━━━━━ Exercise data

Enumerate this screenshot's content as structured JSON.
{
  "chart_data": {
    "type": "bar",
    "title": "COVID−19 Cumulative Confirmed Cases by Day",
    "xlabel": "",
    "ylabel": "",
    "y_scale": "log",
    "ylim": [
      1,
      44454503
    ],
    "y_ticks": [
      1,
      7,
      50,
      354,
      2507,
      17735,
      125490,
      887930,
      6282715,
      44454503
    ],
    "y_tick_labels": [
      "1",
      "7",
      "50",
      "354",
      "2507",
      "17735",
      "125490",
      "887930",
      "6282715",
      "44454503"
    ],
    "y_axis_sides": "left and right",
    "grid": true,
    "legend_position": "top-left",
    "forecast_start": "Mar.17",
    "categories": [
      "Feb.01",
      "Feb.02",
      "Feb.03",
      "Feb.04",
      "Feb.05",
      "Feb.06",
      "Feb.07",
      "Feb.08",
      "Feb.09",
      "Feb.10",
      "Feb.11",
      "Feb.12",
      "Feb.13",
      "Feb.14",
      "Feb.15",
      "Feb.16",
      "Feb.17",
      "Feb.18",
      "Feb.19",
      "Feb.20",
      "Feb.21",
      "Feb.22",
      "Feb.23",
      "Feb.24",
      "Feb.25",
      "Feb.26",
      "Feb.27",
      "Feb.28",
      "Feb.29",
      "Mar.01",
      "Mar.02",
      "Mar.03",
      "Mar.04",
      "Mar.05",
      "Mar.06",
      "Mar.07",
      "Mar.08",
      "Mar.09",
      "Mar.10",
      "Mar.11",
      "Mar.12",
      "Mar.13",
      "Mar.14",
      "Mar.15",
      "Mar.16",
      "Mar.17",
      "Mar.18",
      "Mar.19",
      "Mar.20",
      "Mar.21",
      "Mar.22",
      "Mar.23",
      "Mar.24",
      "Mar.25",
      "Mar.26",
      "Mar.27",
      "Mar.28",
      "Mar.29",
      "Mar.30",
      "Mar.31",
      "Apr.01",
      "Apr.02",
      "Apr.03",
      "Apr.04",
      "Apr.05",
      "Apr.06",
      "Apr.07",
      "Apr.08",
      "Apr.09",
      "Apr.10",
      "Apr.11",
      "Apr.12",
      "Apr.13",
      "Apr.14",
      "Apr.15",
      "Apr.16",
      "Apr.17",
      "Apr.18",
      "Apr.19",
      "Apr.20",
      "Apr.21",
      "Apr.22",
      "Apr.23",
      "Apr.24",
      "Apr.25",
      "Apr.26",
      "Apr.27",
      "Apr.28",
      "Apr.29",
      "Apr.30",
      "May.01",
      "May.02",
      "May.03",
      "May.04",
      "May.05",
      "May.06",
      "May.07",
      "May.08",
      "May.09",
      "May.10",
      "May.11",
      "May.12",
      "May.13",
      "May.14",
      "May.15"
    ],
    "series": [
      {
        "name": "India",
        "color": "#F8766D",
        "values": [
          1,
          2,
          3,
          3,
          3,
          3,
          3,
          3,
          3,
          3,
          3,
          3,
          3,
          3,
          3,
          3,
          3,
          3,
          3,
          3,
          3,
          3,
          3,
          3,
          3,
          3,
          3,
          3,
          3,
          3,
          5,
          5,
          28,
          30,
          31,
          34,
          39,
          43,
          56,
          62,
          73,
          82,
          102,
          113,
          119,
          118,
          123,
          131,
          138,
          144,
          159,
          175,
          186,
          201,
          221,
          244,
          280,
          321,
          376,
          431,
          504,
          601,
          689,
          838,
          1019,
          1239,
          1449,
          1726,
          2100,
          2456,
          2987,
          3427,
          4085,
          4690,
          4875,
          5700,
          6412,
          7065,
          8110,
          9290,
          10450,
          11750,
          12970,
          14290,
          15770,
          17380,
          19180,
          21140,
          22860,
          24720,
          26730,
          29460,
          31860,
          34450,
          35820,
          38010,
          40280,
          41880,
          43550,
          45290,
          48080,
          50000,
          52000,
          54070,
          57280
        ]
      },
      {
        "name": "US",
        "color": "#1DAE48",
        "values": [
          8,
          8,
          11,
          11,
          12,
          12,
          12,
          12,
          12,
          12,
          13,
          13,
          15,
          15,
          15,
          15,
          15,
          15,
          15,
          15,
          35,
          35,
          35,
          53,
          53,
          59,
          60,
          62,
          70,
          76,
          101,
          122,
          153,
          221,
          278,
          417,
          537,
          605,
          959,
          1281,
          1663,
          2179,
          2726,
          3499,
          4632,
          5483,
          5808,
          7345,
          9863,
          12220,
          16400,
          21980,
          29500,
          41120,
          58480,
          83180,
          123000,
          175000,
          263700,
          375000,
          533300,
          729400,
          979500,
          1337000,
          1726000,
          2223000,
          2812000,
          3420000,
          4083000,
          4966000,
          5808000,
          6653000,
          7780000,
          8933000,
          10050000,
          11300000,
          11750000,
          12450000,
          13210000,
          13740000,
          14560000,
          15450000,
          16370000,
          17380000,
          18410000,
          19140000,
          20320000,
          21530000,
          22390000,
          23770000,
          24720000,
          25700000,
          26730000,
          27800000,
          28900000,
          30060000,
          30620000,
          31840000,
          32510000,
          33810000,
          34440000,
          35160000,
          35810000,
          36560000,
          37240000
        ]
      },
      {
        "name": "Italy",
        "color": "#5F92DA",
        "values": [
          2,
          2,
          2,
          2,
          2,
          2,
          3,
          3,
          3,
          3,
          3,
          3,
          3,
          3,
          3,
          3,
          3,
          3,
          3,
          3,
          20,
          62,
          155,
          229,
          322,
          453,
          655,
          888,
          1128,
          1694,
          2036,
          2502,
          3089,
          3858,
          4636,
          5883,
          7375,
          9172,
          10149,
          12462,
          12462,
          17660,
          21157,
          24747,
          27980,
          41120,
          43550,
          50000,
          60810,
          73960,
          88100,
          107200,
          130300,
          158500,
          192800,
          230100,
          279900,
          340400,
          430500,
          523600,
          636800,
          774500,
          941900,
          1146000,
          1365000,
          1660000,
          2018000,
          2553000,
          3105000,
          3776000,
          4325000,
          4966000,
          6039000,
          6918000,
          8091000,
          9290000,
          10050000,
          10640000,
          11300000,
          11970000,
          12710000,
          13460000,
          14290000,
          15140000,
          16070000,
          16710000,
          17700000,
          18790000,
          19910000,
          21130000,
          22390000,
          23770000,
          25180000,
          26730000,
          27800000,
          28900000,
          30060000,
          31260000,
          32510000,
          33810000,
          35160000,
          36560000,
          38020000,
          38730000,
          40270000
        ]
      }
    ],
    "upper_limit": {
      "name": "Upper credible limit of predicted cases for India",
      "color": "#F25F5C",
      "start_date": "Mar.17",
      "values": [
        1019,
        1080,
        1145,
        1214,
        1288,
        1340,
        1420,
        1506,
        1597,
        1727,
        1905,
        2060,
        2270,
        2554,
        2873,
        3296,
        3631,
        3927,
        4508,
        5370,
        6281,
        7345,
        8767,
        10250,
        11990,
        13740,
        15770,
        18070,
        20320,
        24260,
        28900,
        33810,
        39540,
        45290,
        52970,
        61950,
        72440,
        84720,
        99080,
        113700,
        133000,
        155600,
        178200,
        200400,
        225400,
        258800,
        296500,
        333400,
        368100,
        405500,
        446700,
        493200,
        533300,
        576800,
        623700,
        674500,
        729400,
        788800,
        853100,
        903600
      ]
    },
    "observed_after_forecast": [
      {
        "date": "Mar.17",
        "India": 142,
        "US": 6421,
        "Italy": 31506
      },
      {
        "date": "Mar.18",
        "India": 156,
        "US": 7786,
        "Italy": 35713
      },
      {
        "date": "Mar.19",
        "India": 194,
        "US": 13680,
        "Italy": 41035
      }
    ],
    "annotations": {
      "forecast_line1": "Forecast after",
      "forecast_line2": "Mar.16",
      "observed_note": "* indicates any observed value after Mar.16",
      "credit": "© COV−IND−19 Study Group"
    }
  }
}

━━━━━━━━━━

What is needed: Type out the entries again, word for word.

Solution to this problem:
Enumerate this screenshot's content as structured JSON.
{
  "chart_data": {
    "type": "bar",
    "title": "COVID−19 Cumulative Confirmed Cases by Day",
    "xlabel": "",
    "ylabel": "",
    "y_scale": "log",
    "ylim": [
      1,
      44454503
    ],
    "y_ticks": [
      1,
      7,
      50,
      354,
      2507,
      17735,
      125490,
      887930,
      6282715,
      44454503
    ],
    "y_tick_labels": [
      "1",
      "7",
      "50",
      "354",
      "2507",
      "17735",
      "125490",
      "887930",
      "6282715",
      "44454503"
    ],
    "y_axis_sides": "left and right",
    "grid": true,
    "legend_position": "top-left",
    "forecast_start": "Mar.17",
    "categories": [
      "Feb.01",
      "Feb.02",
      "Feb.03",
      "Feb.04",
      "Feb.05",
      "Feb.06",
      "Feb.07",
      "Feb.08",
      "Feb.09",
      "Feb.10",
      "Feb.11",
      "Feb.12",
      "Feb.13",
      "Feb.14",
      "Feb.15",
      "Feb.16",
      "Feb.17",
      "Feb.18",
      "Feb.19",
      "Feb.20",
      "Feb.21",
      "Feb.22",
      "Feb.23",
      "Feb.24",
      "Feb.25",
      "Feb.26",
      "Feb.27",
      "Feb.28",
      "Feb.29",
      "Mar.01",
      "Mar.02",
      "Mar.03",
      "Mar.04",
      "Mar.05",
      "Mar.06",
      "Mar.07",
      "Mar.08",
      "Mar.09",
      "Mar.10",
      "Mar.11",
      "Mar.12",
      "Mar.13",
      "Mar.14",
      "Mar.15",
      "Mar.16",
      "Mar.17",
      "Mar.18",
      "Mar.19",
      "Mar.20",
      "Mar.21",
      "Mar.22",
      "Mar.23",
      "Mar.24",
      "Mar.25",
      "Mar.26",
      "Mar.27",
      "Mar.28",
      "Mar.29",
      "Mar.30",
      "Mar.31",
      "Apr.01",
      "Apr.02",
      "Apr.03",
      "Apr.04",
      "Apr.05",
      "Apr.06",
      "Apr.07",
      "Apr.08",
      "Apr.09",
      "Apr.10",
      "Apr.11",
      "Apr.12",
      "Apr.13",
      "Apr.14",
      "Apr.15",
      "Apr.16",
      "Apr.17",
      "Apr.18",
      "Apr.19",
      "Apr.20",
      "Apr.21",
      "Apr.22",
      "Apr.23",
      "Apr.24",
      "Apr.25",
      "Apr.26",
      "Apr.27",
      "Apr.28",
      "Apr.29",
      "Apr.30",
      "May.01",
      "May.02",
      "May.03",
      "May.04",
      "May.05",
      "May.06",
      "May.07",
      "May.08",
      "May.09",
      "May.10",
      "May.11",
      "May.12",
      "May.13",
      "May.14",
      "May.15"
    ],
    "series": [
      {
        "name": "India",
        "color": "#F8766D",
        "values": [
          1,
          2,
          3,
          3,
          3,
          3,
          3,
          3,
          3,
          3,
          3,
          3,
          3,
          3,
          3,
          3,
          3,
          3,
          3,
          3,
          3,
          3,
          3,
          3,
          3,
          3,
          3,
          3,
          3,
          3,
          5,
          5,
          28,
          30,
          31,
          34,
          39,
          43,
          56,
          62,
          73,
          82,
          102,
          113,
          119,
          118,
          123,
          131,
          138,
          144,
          159,
          175,
          186,
          201,
          221,
          244,
          280,
          321,
          376,
          431,
          504,
          601,
          689,
          838,
          1019,
          1239,
          1449,
          1726,
          2100,
          2456,
          2987,
          3427,
          4085,
          4690,
          4875,
          5700,
          6412,
          7065,
          8110,
          9290,
          10450,
          11750,
          12970,
          14290,
          15770,
          17380,
          19180,
          21140,
          22860,
          24720,
          26730,
          29460,
          31860,
          34450,
          35820,
          38010,
          40280,
          41880,
          43550,
          45290,
          48080,
          50000,
          52000,
          54070,
          57280
        ]
      },
      {
        "name": "US",
        "color": "#1DAE48",
        "values": [
          8,
          8,
          11,
          11,
          12,
          12,
          12,
          12,
          12,
          12,
          13,
          13,
          15,
          15,
          15,
          15,
          15,
          15,
          15,
          15,
          35,
          35,
          35,
          53,
          53,
          59,
          60,
          62,
          70,
          76,
          101,
          122,
          153,
          221,
          278,
          417,
          537,
          605,
          959,
          1281,
          1663,
          2179,
          2726,
          3499,
          4632,
          5483,
          5808,
          7345,
          9863,
          12220,
          16400,
          21980,
          29500,
          41120,
          58480,
          83180,
          123000,
          175000,
          263700,
          375000,
          533300,
          729400,
          979500,
          1337000,
          1726000,
          2223000,
          2812000,
          3420000,
          4083000,
          4966000,
          5808000,
          6653000,
          7780000,
          8933000,
          10050000,
          11300000,
          11750000,
          12450000,
          13210000,
          13740000,
          14560000,
          15450000,
          16370000,
          17380000,
          18410000,
          19140000,
          20320000,
          21530000,
          22390000,
          23770000,
          24720000,
          25700000,
          26730000,
          27800000,
          28900000,
          30060000,
          30620000,
          31840000,
          32510000,
          33810000,
          34440000,
          35160000,
          35810000,
          36560000,
          37240000
        ]
      },
      {
        "name": "Italy",
        "color": "#5F92DA",
        "values": [
          2,
          2,
          2,
          2,
          2,
          2,
          3,
          3,
          3,
          3,
          3,
          3,
          3,
          3,
          3,
          3,
          3,
          3,
          3,
          3,
          20,
          62,
          155,
          229,
          322,
          453,
          655,
          888,
          1128,
          1694,
          2036,
          2502,
          3089,
          3858,
          4636,
          5883,
          7375,
          9172,
          10149,
          12462,
          12462,
          17660,
          21157,
          24747,
          27980,
          41120,
          43550,
          50000,
          60810,
          73960,
          88100,
          107200,
          130300,
          158500,
          192800,
          230100,
          279900,
          340400,
          430500,
          523600,
          636800,
          774500,
          941900,
          1146000,
          1365000,
          1660000,
          2018000,
          2553000,
          3105000,
          3776000,
          4325000,
          4966000,
          6039000,
          6918000,
          8091000,
          9290000,
          10050000,
          10640000,
          11300000,
          11970000,
          12710000,
          13460000,
          14290000,
          15140000,
          16070000,
          16710000,
          17700000,
          18790000,
          19910000,
          21130000,
          22390000,
          23770000,
          25180000,
          26730000,
          27800000,
          28900000,
          30060000,
          31260000,
          32510000,
          33810000,
          35160000,
          36560000,
          38020000,
          38730000,
          40270000
        ]
      }
    ],
    "upper_limit": {
      "name": "Upper credible limit of predicted cases for India",
      "color": "#F25F5C",
      "start_date": "Mar.17",
      "values": [
        1019,
        1080,
        1145,
        1214,
        1288,
        1340,
        1420,
        1506,
        1597,
        1727,
        1905,
        2060,
        2270,
        2554,
        2873,
        3296,
        3631,
        3927,
        4508,
        5370,
        6281,
        7345,
        8767,
        10250,
        11990,
        13740,
        15770,
        18070,
        20320,
        24260,
        28900,
        33810,
        39540,
        45290,
        52970,
        61950,
        72440,
        84720,
        99080,
        113700,
        133000,
        155600,
        178200,
        200400,
        225400,
        258800,
        296500,
        333400,
        368100,
        405500,
        446700,
        493200,
        533300,
        576800,
        623700,
        674500,
        729400,
        788800,
        853100,
        903600
      ]
    },
    "observed_after_forecast": [
      {
        "date": "Mar.17",
        "India": 142,
        "US": 6421,
        "Italy": 31506
      },
      {
        "date": "Mar.18",
        "India": 156,
        "US": 7786,
        "Italy": 35713
      },
      {
        "date": "Mar.19",
        "India": 194,
        "US": 13680,
        "Italy": 41035
      }
    ],
    "annotations": {
      "forecast_line1": "Forecast after",
      "forecast_line2": "Mar.16",
      "observed_note": "* indicates any observed value after Mar.16",
      "credit": "© COV−IND−19 Study Group"
    }
  }
}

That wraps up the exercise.